(Items listed in a dataset)
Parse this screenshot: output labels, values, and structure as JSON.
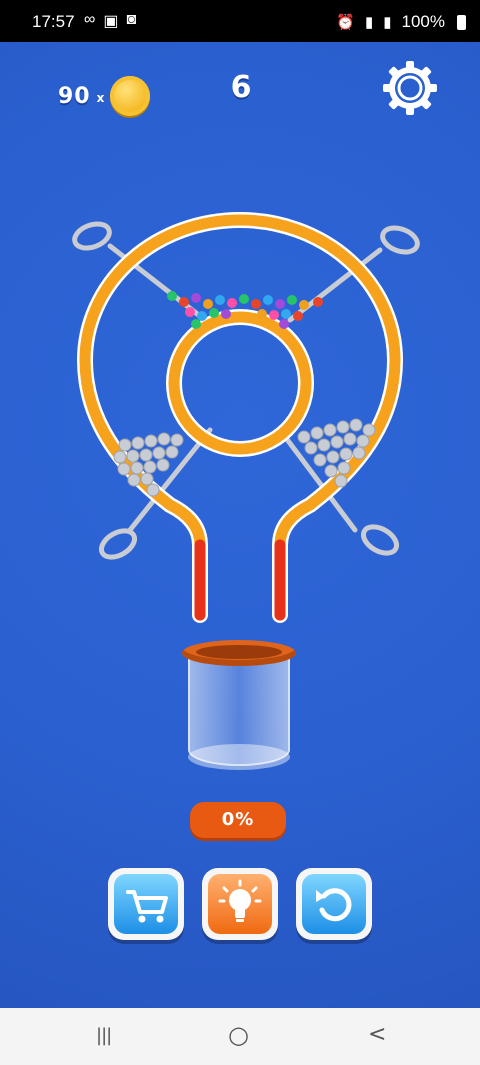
{
  "status_bar": {
    "time": "17:57",
    "left_icons": [
      "infinity-icon",
      "image-icon",
      "wifi-box-icon"
    ],
    "right_icons": [
      "alarm-icon",
      "signal-icon",
      "signal-icon"
    ],
    "battery": "100%"
  },
  "hud": {
    "coins": "90",
    "coin_multiplier": "x",
    "level": "6",
    "settings_icon": "gear-icon"
  },
  "progress": {
    "label": "0%"
  },
  "buttons": {
    "shop_icon": "cart-icon",
    "hint_icon": "lightbulb-icon",
    "restart_icon": "restart-icon"
  },
  "nav_bar": {
    "recents": "|||",
    "home": "○",
    "back": "<"
  },
  "colors": {
    "background": "#2a5fcf",
    "pipe_orange": "#f6a21d",
    "pipe_red": "#e8311b",
    "progress_pill": "#e85a12",
    "coin": "#f4b51b"
  }
}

Requirements: Transcribe the whole listing exactly. Pictures are excluded.

Correct response:
Parse this screenshot: output labels, values, and structure as JSON.
{
  "status_bar": {
    "time": "17:57",
    "left_icons": [
      "infinity-icon",
      "image-icon",
      "wifi-box-icon"
    ],
    "right_icons": [
      "alarm-icon",
      "signal-icon",
      "signal-icon"
    ],
    "battery": "100%"
  },
  "hud": {
    "coins": "90",
    "coin_multiplier": "x",
    "level": "6",
    "settings_icon": "gear-icon"
  },
  "progress": {
    "label": "0%"
  },
  "buttons": {
    "shop_icon": "cart-icon",
    "hint_icon": "lightbulb-icon",
    "restart_icon": "restart-icon"
  },
  "nav_bar": {
    "recents": "|||",
    "home": "○",
    "back": "<"
  },
  "colors": {
    "background": "#2a5fcf",
    "pipe_orange": "#f6a21d",
    "pipe_red": "#e8311b",
    "progress_pill": "#e85a12",
    "coin": "#f4b51b"
  }
}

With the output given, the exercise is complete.